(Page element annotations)
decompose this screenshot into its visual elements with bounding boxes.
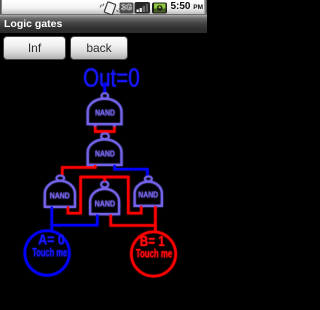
node A touch circle	[25, 231, 70, 276]
title bar	[0, 15, 207, 33]
wire: U4 output fan-out to U3 right input and U5 left input (red, logic 1)	[68, 177, 141, 213]
vibrate icon	[104, 2, 116, 15]
wire: node B riser to circle (red)	[154, 225, 156, 231]
battery icon	[152, 3, 167, 14]
svg-text:NAND: NAND	[95, 200, 116, 209]
status bar icons	[0, 0, 207, 15]
svg-text:Out=0: Out=0	[83, 62, 140, 92]
clock 5:50 PM	[170, 1, 203, 12]
wire: U3 output to U2 left input (red, logic 1)	[62, 165, 95, 176]
svg-text:3G: 3G	[121, 3, 132, 12]
U4 output bubble	[101, 182, 108, 188]
U2 output bubble	[101, 133, 109, 139]
circuit drawing	[0, 0, 207, 310]
op... NAND gate U1 (top)	[88, 99, 122, 125]
button back	[70, 36, 128, 60]
svg-text:NAND: NAND	[50, 191, 70, 200]
U5 output bubble	[145, 176, 152, 181]
wire: output of U1 to Out (blue, logic 0)	[104, 83, 106, 94]
wire: node B to U4 right input and U5 right input (red, logic 1)	[111, 206, 156, 226]
U2 input stubs	[95, 165, 114, 167]
svg-text:Touch me: Touch me	[136, 247, 173, 261]
svg-text:Touch me: Touch me	[32, 245, 67, 259]
wire: node A to U3 left input (blue, logic 0)	[51, 207, 53, 230]
status bar	[0, 0, 207, 15]
button Inf	[3, 36, 66, 60]
node B touch circle	[131, 232, 175, 276]
svg-text:NAND: NAND	[138, 191, 158, 200]
wire: node A branch to U4 left input (blue)	[51, 215, 98, 226]
svg-text:NAND: NAND	[95, 149, 115, 158]
U1 input stubs	[95, 124, 114, 128]
3G icon	[120, 3, 134, 14]
wire: U5 output to U2 right input (blue, logic 0)	[115, 165, 148, 176]
wire: U2 output to both U1 inputs (red, logic 1)	[95, 127, 114, 134]
svg-text:NAND: NAND	[95, 108, 115, 117]
U3 output bubble	[56, 176, 64, 181]
signal bars icon	[135, 2, 151, 14]
U1 output bubble	[102, 93, 109, 99]
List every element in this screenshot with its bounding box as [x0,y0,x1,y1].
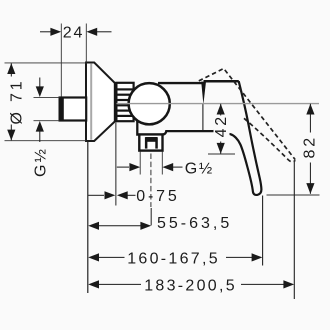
svg-text:42: 42 [213,114,230,137]
escutcheon cone face [114,82,117,122]
handle lever [228,81,261,195]
dim 82 label [302,133,319,163]
svg-text:G½: G½ [185,160,212,177]
knurled ring [116,83,133,121]
outlet hex nut [139,134,162,150]
handle raised tip extension line [293,162,295,299]
inlet pipe nipple G1/2 [59,97,87,121]
nut extension line left [139,152,141,175]
dim diameter71 extension bottom [5,140,87,142]
nut extension line right [161,152,163,175]
dim diameter71 line and arrows [7,63,15,140]
outlet centerline dashed [150,154,152,208]
escutcheon flange [86,63,115,142]
dim 42 label [213,114,230,142]
valve body lower outline [137,121,217,135]
centerline horizontal axis [117,103,320,105]
dim 42 bottom extension [208,153,235,155]
valve cap circle [129,83,170,124]
handle raised position dashed upper line [199,69,295,160]
dim 24 arrows and line [40,28,112,36]
svg-text:160-167,5: 160-167,5 [127,250,220,267]
handle tip extension line [262,196,264,266]
svg-text:0-75: 0-75 [136,188,179,205]
handle base [204,80,239,83]
svg-text:Ø 71: Ø 71 [9,79,26,125]
svg-text:G½: G½ [32,149,49,177]
svg-text:24: 24 [63,25,84,42]
pipe OD extension bottom [34,120,60,122]
dim diameter71 extension top [5,62,88,64]
dim diameter71 label [6,77,26,125]
handle raised position dashed lower line [244,118,295,162]
wall plane extension line [87,142,89,294]
body internal vertical line [202,104,204,130]
pipe OD arrows [36,78,44,143]
dim 0-75 line and arrows [88,191,135,199]
svg-text:82: 82 [302,135,319,158]
dim 24 extension line right [85,24,87,62]
dim 55-63,5 [88,222,151,230]
pipe OD extension top [34,96,60,98]
escutcheon face extension line [115,122,117,206]
handle hinge notch [201,82,206,105]
dim 42 line and arrows [217,104,225,154]
dim 24 extension line left [60,24,62,97]
dim G half middle arrows [117,163,183,171]
svg-text:55-63,5: 55-63,5 [157,215,232,232]
dim 160-167,5 [88,253,262,261]
dim 82 bottom extension [267,194,320,196]
dim 183-200,5 [88,280,294,288]
svg-text:183-200,5: 183-200,5 [144,278,237,295]
dim 82 line and arrows [306,104,314,194]
valve body right section top edge [158,82,202,84]
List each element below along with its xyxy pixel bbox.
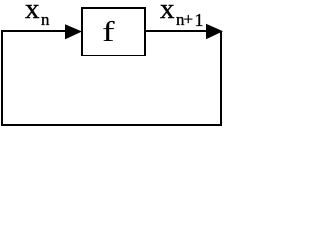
svg-text:f: f bbox=[102, 17, 116, 48]
svg-text:x: x bbox=[160, 0, 175, 25]
svg-text:+: + bbox=[184, 10, 194, 29]
svg-text:1: 1 bbox=[195, 10, 204, 30]
svg-text:n: n bbox=[41, 10, 50, 29]
svg-text:x: x bbox=[25, 0, 40, 25]
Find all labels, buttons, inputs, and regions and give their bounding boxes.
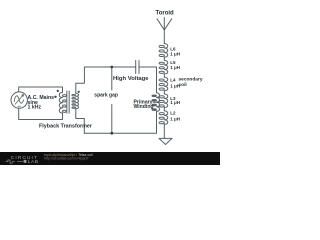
svg-text:spark gap: spark gap	[94, 93, 118, 99]
wire left-loop top	[19, 87, 63, 92]
wire L5-L4	[163, 74, 165, 77]
svg-text:High Voltage: High Voltage	[113, 76, 149, 82]
inductor L2 coil	[164, 111, 167, 125]
antenna / toroid symbol	[157, 18, 172, 31]
ground symbol	[159, 138, 172, 144]
svg-text:L2: L2	[170, 111, 176, 116]
watermark bar	[0, 152, 220, 165]
capacitor C1 left plate	[135, 61, 137, 74]
wire cap to right corner, down to primary	[139, 67, 157, 93]
CircuitLab logo block	[24, 160, 27, 163]
svg-text:1 μH: 1 μH	[170, 100, 180, 105]
wire L3-L2	[163, 108, 165, 111]
capacitor C1 right plate	[138, 61, 140, 74]
inductor L6 coil	[164, 44, 167, 58]
transformer T1 right winding	[76, 93, 79, 108]
transformer T1 core	[67, 91, 70, 114]
voltage source V1	[11, 92, 27, 108]
node junction dot bottom rail	[110, 132, 113, 135]
svg-text:Toroid: Toroid	[156, 11, 175, 17]
CircuitLab logo waveform	[5, 160, 23, 163]
svg-text:1 μH: 1 μH	[170, 116, 180, 121]
wire bottom rail	[84, 111, 156, 133]
primary winding L1 coil	[157, 93, 160, 111]
wire xfmr right-top staircase to HV line	[76, 67, 136, 93]
label pointer dot A.C. Mains	[54, 96, 56, 98]
label pointer primary winding	[153, 101, 159, 103]
spark gap lower electrode	[111, 105, 113, 134]
wire L4-L3	[163, 91, 165, 94]
wire antenna stem	[163, 30, 165, 44]
svg-text:1 μH: 1 μH	[170, 52, 180, 57]
node junction dot HV	[110, 66, 113, 69]
phase dot left winding	[57, 90, 59, 92]
wire L6-L5	[163, 57, 165, 60]
wire xfmr right-bottom staircase	[76, 109, 85, 134]
wire left-loop bottom	[19, 109, 63, 120]
transformer T1 left winding	[59, 92, 62, 113]
svg-text:Winding: Winding	[134, 104, 154, 110]
spark gap upper electrode	[111, 67, 113, 90]
svg-text:http://circuitlab.com/c/4pqx2f: http://circuitlab.com/c/4pqx2f	[44, 157, 88, 161]
svg-text:LAB: LAB	[28, 159, 39, 165]
svg-text:1 μH: 1 μH	[170, 65, 180, 70]
svg-text:L4: L4	[170, 78, 176, 83]
inductor L3 coil	[164, 94, 167, 108]
inductor L4 coil	[164, 77, 167, 91]
svg-text:1 μH: 1 μH	[170, 83, 180, 88]
wire L2 to ground	[163, 124, 165, 138]
svg-text:Flyback Transformer: Flyback Transformer	[39, 124, 93, 130]
svg-text:secondary: secondary	[179, 76, 203, 82]
svg-text:1 kHz: 1 kHz	[28, 105, 42, 111]
phase dot right winding	[78, 91, 80, 93]
inductor L5 coil	[164, 60, 167, 74]
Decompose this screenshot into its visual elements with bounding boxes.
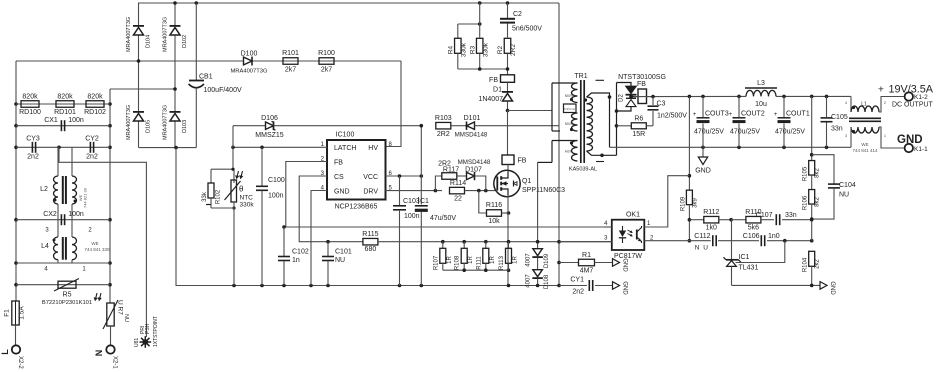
wire CS pin down (net B) (299, 176, 362, 242)
svg-text:R1: R1 (582, 252, 591, 259)
wire TL431 ref (736, 241, 785, 263)
resistor R103 2R2 (436, 122, 451, 129)
svg-text:8k2: 8k2 (815, 168, 821, 178)
svg-text:100uF/400V: 100uF/400V (204, 87, 242, 94)
electrolytic COUT2 470u/25V (738, 96, 740, 117)
svg-text:2n2: 2n2 (86, 154, 98, 161)
wire aux rail to VCC (column x=421) (420, 126, 422, 176)
resistor R4 330k (458, 23, 480, 25)
svg-text:MRA4007T3G: MRA4007T3G (163, 17, 169, 52)
svg-text:LATCH: LATCH (334, 145, 356, 152)
node GND bus junctions (232, 284, 236, 288)
diode D107 MMSD4148 (457, 175, 467, 177)
svg-text:N5VR: N5VR (565, 94, 574, 98)
svg-text:VCC: VCC (363, 174, 378, 181)
wire OK1 pin1 to R109 (644, 176, 689, 227)
svg-text:470u/25V: 470u/25V (775, 129, 805, 136)
svg-text:X2-2: X2-2 (17, 356, 23, 369)
wire OK1 pin4 stub (604, 226, 612, 228)
diode D103 MRA4007T3G (170, 114, 180, 122)
wire R7 to terminal N (110, 326, 112, 345)
svg-text:L1: L1 (861, 102, 867, 108)
svg-text:1N4007: 1N4007 (478, 96, 503, 103)
svg-text:AUX: AUX (565, 150, 572, 154)
diode D1 1N4007 (507, 82, 509, 93)
svg-text:R3: R3 (470, 45, 477, 54)
svg-text:C102: C102 (292, 249, 309, 256)
resistor R116 10k (gate-source) (479, 191, 487, 213)
svg-text:D108: D108 (544, 274, 550, 289)
wire CY midpoint to earth test point (59, 147, 146, 337)
svg-text:47u/50V: 47u/50V (430, 215, 456, 222)
svg-text:1n0: 1n0 (768, 233, 780, 240)
svg-text:R6: R6 (634, 116, 643, 123)
wire snubber bottom rail (458, 68, 508, 70)
resistor R117 2R2 (gate off) (435, 176, 441, 191)
svg-text:1R: 1R (513, 255, 519, 263)
wire bridge negative rail down to primary GND bus (176, 148, 559, 286)
wire DRV row (386, 190, 443, 192)
capacitor C107 33n (775, 214, 777, 225)
wire aux diode column (537, 162, 539, 248)
wire AC line-side left column (L) (15, 61, 17, 301)
wire AC input A row (16, 60, 401, 62)
test point U81 PRI PSH 1XTSTPOINT (143, 339, 149, 345)
diode D105 MRA4007T3G (134, 114, 144, 122)
node junctions on left columns (14, 102, 18, 106)
svg-text:R104: R104 (803, 257, 809, 272)
shunt regulator IC1 TL431 (731, 220, 733, 260)
wire AC line-side right column (N) (109, 89, 111, 303)
svg-text:U R7: U R7 (117, 300, 124, 315)
node bridge junctions (173, 1, 177, 5)
svg-text:FB: FB (518, 158, 527, 165)
svg-text:+: + (878, 84, 884, 96)
svg-text:FB: FB (489, 77, 498, 84)
resistor R3 330k (479, 3, 481, 38)
node top rail junctions (478, 1, 482, 5)
wire output bus after L3 (776, 95, 851, 97)
svg-text:MRA4007T3G: MRA4007T3G (126, 17, 132, 52)
svg-text:470u/25V: 470u/25V (694, 129, 724, 136)
terminal X2-2 L (12, 345, 20, 353)
current sense resistors R107/R108/R111/R113 1R (441, 240, 445, 244)
resistor RD100 820k (16, 103, 110, 105)
svg-text:L3: L3 (757, 80, 765, 87)
svg-text:GND: GND (695, 168, 711, 175)
svg-text:L: L (0, 349, 10, 355)
svg-text:K1-1: K1-1 (914, 146, 928, 153)
zener D106 MMSZ15 (233, 125, 266, 127)
svg-text:R114: R114 (450, 180, 466, 187)
svg-text:100n: 100n (68, 211, 84, 218)
svg-text:1k0: 1k0 (706, 225, 717, 232)
svg-text:2k7: 2k7 (321, 67, 332, 74)
svg-text:NTC: NTC (240, 195, 254, 202)
diode D101 MMSD4148 (451, 125, 467, 127)
wire AC input B row (110, 88, 175, 90)
svg-text:744 841 330: 744 841 330 (84, 247, 110, 252)
ferrite bead FB (clamp) (501, 75, 515, 83)
svg-text:NU: NU (839, 192, 849, 199)
svg-text:R115: R115 (362, 231, 378, 238)
wire bridge top rail (138, 2, 559, 4)
svg-text:R109: R109 (681, 196, 687, 211)
wire Q1 source column (507, 195, 509, 286)
svg-text:DRV: DRV (363, 189, 378, 196)
MOSFET Q1 SPP11N60C3 (507, 165, 509, 173)
wire NTC bottom to GND bus (206, 204, 211, 206)
ferrite bead FB (drain) (507, 111, 509, 156)
svg-text:N5VR: N5VR (565, 122, 574, 126)
capacitor C101 NU (326, 240, 330, 244)
NTC thermistor 330k (231, 180, 237, 202)
svg-text:OK1: OK1 (626, 212, 640, 219)
capacitor CY3 2n2 (16, 146, 110, 148)
svg-text:2R2: 2R2 (437, 131, 450, 138)
svg-text:MMSZ15: MMSZ15 (255, 132, 284, 139)
svg-text:33n: 33n (785, 212, 797, 219)
capacitor C3 1n2/500V (snubber) (652, 97, 654, 105)
resistor R1 4M7 (bridge primary-secondary) (559, 262, 579, 264)
svg-text:330k: 330k (461, 42, 468, 57)
svg-text:8k2: 8k2 (815, 197, 821, 207)
svg-text:1R: 1R (490, 255, 496, 263)
svg-text:3k9: 3k9 (693, 198, 699, 208)
svg-text:L4: L4 (41, 243, 49, 250)
svg-text:L2: L2 (40, 186, 48, 193)
svg-text:F1: F1 (4, 309, 11, 317)
svg-text:R106: R106 (803, 195, 809, 210)
svg-text:R101: R101 (282, 50, 299, 57)
capacitor CY1 2n2 (Y-cap) (559, 285, 587, 287)
svg-text:GND: GND (622, 281, 628, 295)
svg-text:5n6/500V: 5n6/500V (512, 26, 542, 33)
TR1 secondary winding (587, 97, 593, 151)
common-mode choke L4 (53, 237, 58, 260)
svg-text:R103: R103 (435, 115, 452, 122)
wire drain node to transformer primary (508, 110, 553, 112)
svg-text:+: + (774, 112, 778, 118)
capacitor C112 NU (712, 235, 714, 246)
svg-text:GND: GND (334, 189, 350, 196)
svg-text:KA5039-AL: KA5039-AL (569, 167, 597, 173)
wire OK1 pin2 row (644, 240, 710, 242)
wire bridge D102/D103 column (174, 3, 176, 26)
svg-text:2n2: 2n2 (572, 289, 584, 296)
bulk capacitor CB1 100uF/400V (195, 3, 197, 80)
svg-text:MRA4007T3G: MRA4007T3G (126, 105, 132, 140)
diode D108 4007 (533, 270, 543, 277)
svg-text:NCP1236B65: NCP1236B65 (335, 204, 378, 211)
wire secondary output to D2 anodes (616, 83, 618, 156)
svg-text:5.9Vrms: 5.9Vrms (564, 107, 576, 111)
capacitor C102 1n (283, 227, 285, 256)
diode D104 MRA4007T3G (134, 28, 144, 36)
svg-text:100n: 100n (268, 193, 284, 200)
svg-text:X2-1: X2-1 (111, 356, 117, 369)
wire gate (496, 190, 497, 192)
optocoupler OK1 PC817W (612, 220, 645, 250)
svg-text:R117: R117 (443, 167, 459, 174)
electrolytic COUT3 470u/25V (702, 96, 704, 117)
svg-text:MRA4007T3G: MRA4007T3G (230, 69, 268, 75)
wire rectified output to bus (647, 95, 747, 97)
svg-text:DC OUTPUT: DC OUTPUT (892, 102, 934, 109)
fuse F1 1.5A (12, 301, 19, 325)
wire FB pin to optocoupler (net A) (286, 162, 612, 228)
wire GND pin to bus (311, 191, 327, 286)
svg-text:D105: D105 (146, 120, 152, 133)
svg-text:θ: θ (239, 185, 244, 194)
resistor R109 3k9 (LED bias) (688, 96, 690, 190)
svg-text:CS: CS (334, 174, 344, 181)
capacitor C2 5n6/500V (507, 3, 509, 18)
svg-text:+: + (693, 112, 697, 118)
svg-text:R100: R100 (318, 50, 335, 57)
svg-text:22: 22 (454, 196, 462, 203)
svg-text:CB1: CB1 (199, 74, 213, 81)
diode D109 4007 (533, 249, 543, 256)
wire sense resistor bottom rail (443, 269, 509, 271)
svg-text:C112: C112 (694, 233, 710, 240)
svg-text:1n: 1n (292, 257, 300, 264)
svg-text:WE: WE (91, 241, 98, 246)
svg-text:C106: C106 (743, 233, 760, 240)
resistor R101 2k7 (283, 58, 298, 65)
capacitor C103 100n (VCC) (399, 176, 401, 205)
svg-text:D109: D109 (544, 253, 550, 268)
resistor R106 8k2 (809, 190, 815, 205)
node output bus junctions (688, 95, 692, 99)
svg-text:4007: 4007 (526, 274, 532, 288)
svg-text:+: + (729, 112, 733, 118)
svg-text:GND: GND (622, 258, 628, 272)
wire bridge negative rail (139, 147, 197, 149)
resistor R114 22 (gate) (450, 187, 465, 194)
svg-text:1n2/500V: 1n2/500V (657, 113, 687, 120)
inductor L3 10u (746, 90, 776, 96)
svg-text:330k: 330k (240, 202, 255, 209)
svg-text:NU: NU (123, 314, 129, 322)
svg-text:HV: HV (368, 145, 378, 152)
electrolytic COUT1 470u/25V (783, 96, 785, 117)
svg-text:TR1: TR1 (574, 73, 587, 80)
wire LATCH net (233, 146, 327, 148)
svg-text:R116: R116 (486, 202, 502, 209)
wire bridge D104/D105 column (138, 3, 140, 26)
svg-text:2n2: 2n2 (27, 154, 39, 161)
TR1 primary winding upper (551, 83, 553, 131)
svg-text:N: N (94, 350, 104, 357)
ferrite bead FB (secondary) (638, 89, 647, 104)
svg-text:10u: 10u (755, 101, 767, 108)
svg-text:Q1: Q1 (522, 178, 531, 185)
svg-text:D106: D106 (261, 115, 278, 122)
svg-text:N U: N U (695, 245, 709, 252)
common-mode choke L2 (54, 176, 59, 204)
resistor R110 5k6 (731, 219, 746, 221)
svg-text:2R2: 2R2 (510, 44, 517, 56)
svg-text:MMSD4148: MMSD4148 (458, 159, 491, 166)
svg-text:COUT2: COUT2 (741, 111, 765, 118)
svg-text:33n: 33n (831, 126, 843, 133)
svg-text:4007: 4007 (526, 253, 532, 267)
svg-text:1.5A: 1.5A (19, 306, 26, 320)
svg-text:PSH: PSH (145, 323, 151, 334)
svg-text:R105: R105 (803, 166, 809, 181)
terminal X2-1 N (106, 345, 114, 353)
terminal K1-1 GND (905, 144, 913, 152)
svg-text:CX1: CX1 (44, 117, 58, 124)
svg-text:CY3: CY3 (26, 136, 40, 143)
wire bulk/ground vertical x559 (558, 3, 560, 286)
wire R100 to HV pin (386, 61, 402, 147)
svg-text:5k6: 5k6 (748, 225, 759, 232)
svg-text:COUT1: COUT1 (786, 111, 810, 118)
resistor R6 15R (snubber) (617, 125, 632, 127)
resistor R105 8k2 (811, 96, 813, 160)
svg-text:820k: 820k (87, 94, 103, 101)
resistor R100 2k7 (319, 58, 334, 65)
svg-text:K1-2: K1-2 (914, 94, 928, 101)
svg-text:C2: C2 (513, 11, 522, 18)
svg-text:B72210P2301K101: B72210P2301K101 (42, 300, 92, 306)
controller IC100 NCP1236B65 (327, 140, 386, 200)
svg-text:D2: D2 (619, 94, 625, 102)
node drain (506, 109, 510, 113)
svg-text:C107: C107 (756, 212, 773, 219)
svg-text:33k: 33k (202, 191, 208, 202)
svg-text:100n: 100n (68, 117, 84, 124)
svg-text:D107: D107 (465, 167, 482, 174)
capacitor CX2 100n (16, 219, 110, 221)
svg-text:744 821 39: 744 821 39 (83, 187, 88, 208)
svg-text:D104: D104 (146, 35, 152, 48)
capacitor C106 1n0 (760, 235, 762, 246)
capacitor C104 NU (812, 155, 834, 184)
output common-mode choke L1 (850, 96, 852, 112)
capacitor C100 100n (261, 147, 263, 186)
varistor R7 (NU) (95, 293, 97, 299)
svg-text:C105: C105 (831, 114, 848, 121)
resistor R2 2R2 (504, 38, 511, 53)
svg-text:C104: C104 (839, 182, 856, 189)
svg-text:RD101: RD101 (54, 109, 76, 116)
wire secondary GND bus (610, 146, 852, 148)
svg-text:2k2: 2k2 (815, 259, 821, 269)
svg-text:C1: C1 (420, 198, 429, 205)
svg-text:15R: 15R (632, 131, 645, 138)
svg-text:GND: GND (829, 281, 835, 295)
wire L4 bottom row (16, 262, 110, 264)
svg-text:4M7: 4M7 (580, 268, 594, 275)
svg-text:NU: NU (335, 257, 345, 264)
svg-text:D102: D102 (182, 35, 188, 48)
svg-text:MRA4007T3G: MRA4007T3G (163, 105, 169, 140)
capacitor C105 33n (826, 96, 828, 117)
svg-text:100n: 100n (404, 213, 420, 220)
svg-text:FB: FB (334, 160, 343, 167)
capacitor CX1 100n (16, 125, 110, 127)
svg-text:MMSD4148: MMSD4148 (455, 132, 488, 139)
svg-text:C100: C100 (268, 177, 285, 184)
svg-text:GND: GND (897, 134, 923, 146)
wire VCC row (386, 175, 422, 177)
TR1 aux winding (551, 141, 553, 163)
svg-text:1R: 1R (468, 255, 474, 263)
svg-text:NTST30100SG: NTST30100SG (618, 74, 666, 81)
wire TL431 anode rail to GND flag (732, 284, 821, 286)
svg-text:R111: R111 (476, 256, 482, 270)
svg-text:1XTSTPOINT: 1XTSTPOINT (153, 316, 159, 347)
wire OK1 pin3 stub (559, 241, 612, 243)
svg-text:R102: R102 (216, 189, 222, 204)
svg-text:COUT3: COUT3 (705, 111, 729, 118)
svg-text:IC100: IC100 (336, 132, 355, 139)
diode D100 MRA4007T3G (244, 57, 253, 65)
svg-text:470u/25V: 470u/25V (730, 129, 760, 136)
svg-text:744 841 414: 744 841 414 (852, 148, 878, 153)
wire F1 to terminal L (15, 325, 17, 345)
svg-text:TL431: TL431 (739, 265, 759, 272)
svg-text:330k: 330k (483, 42, 490, 57)
resistor R104 2k2 (809, 251, 815, 266)
svg-text:U81: U81 (134, 338, 140, 347)
svg-text:RD102: RD102 (84, 109, 106, 116)
node CY midpoint (57, 146, 61, 150)
svg-text:CY2: CY2 (85, 136, 99, 143)
resistor RD102 820k (86, 101, 104, 108)
svg-text:680: 680 (365, 246, 377, 253)
svg-text:D100: D100 (241, 51, 258, 58)
svg-text:CX2: CX2 (43, 211, 57, 218)
svg-text:IC1: IC1 (739, 254, 750, 261)
terminal K1-2 +19V DC OUTPUT (905, 92, 913, 100)
resistor RD101 820k (56, 101, 74, 108)
svg-text:2k7: 2k7 (285, 67, 296, 74)
svg-text:D101: D101 (464, 115, 481, 122)
svg-text:D103: D103 (182, 120, 188, 133)
svg-text:820k: 820k (22, 94, 38, 101)
svg-text:FB: FB (637, 81, 646, 88)
svg-text:CY1: CY1 (570, 277, 584, 284)
capacitor C1 47u/50V (VCC bulk) (420, 176, 422, 205)
svg-text:R2: R2 (497, 45, 504, 54)
svg-text:10k: 10k (488, 218, 500, 225)
diode D102 MRA4007T3G (170, 28, 180, 36)
svg-text:C3: C3 (657, 101, 666, 108)
svg-text:1R: 1R (447, 255, 453, 263)
svg-text:C101: C101 (335, 249, 352, 256)
svg-text:D1: D1 (493, 87, 502, 94)
varistor R5 B72210P2301K101 (16, 284, 110, 286)
svg-text:R108: R108 (455, 255, 461, 270)
GND symbol output (702, 147, 704, 157)
svg-text:R113: R113 (499, 255, 505, 270)
svg-text:R5: R5 (63, 292, 72, 299)
svg-text:R107: R107 (433, 255, 439, 270)
thermistor network R102 / NTC 330k (232, 147, 234, 169)
svg-text:820k: 820k (57, 94, 73, 101)
svg-text:C103: C103 (403, 198, 420, 205)
svg-text:RD100: RD100 (19, 109, 41, 116)
svg-text:R4: R4 (448, 45, 455, 54)
svg-text:R112: R112 (703, 209, 719, 216)
resistor R112 1k0 (689, 219, 704, 221)
resistor R115 680 (CS filter) (363, 238, 378, 245)
capacitor CY2 2n2 (89, 142, 91, 153)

• _Goal_:
Can you lay out the stretch of data from the line containing "svg-text:42: 42 [213,114,230,137]" through the line containing "outlet hex nut [139,134,162,150]" as a Markdown table with the columns Row and Data line, skipping any blank lines?

• _Solved problem_:
| Row | Data line |
|---|---|
| 1 | svg-text:42: 42 [213,114,230,137] |
| 2 | escutcheon cone face [114,82,117,122] |
| 3 | handle lever [228,81,261,195] |
| 4 | dim 82 label [302,133,319,163] |
| 5 | svg-text:G½: G½ [185,160,212,177] |
| 6 | knurled ring [116,83,133,121] |
| 7 | outlet hex nut [139,134,162,150] |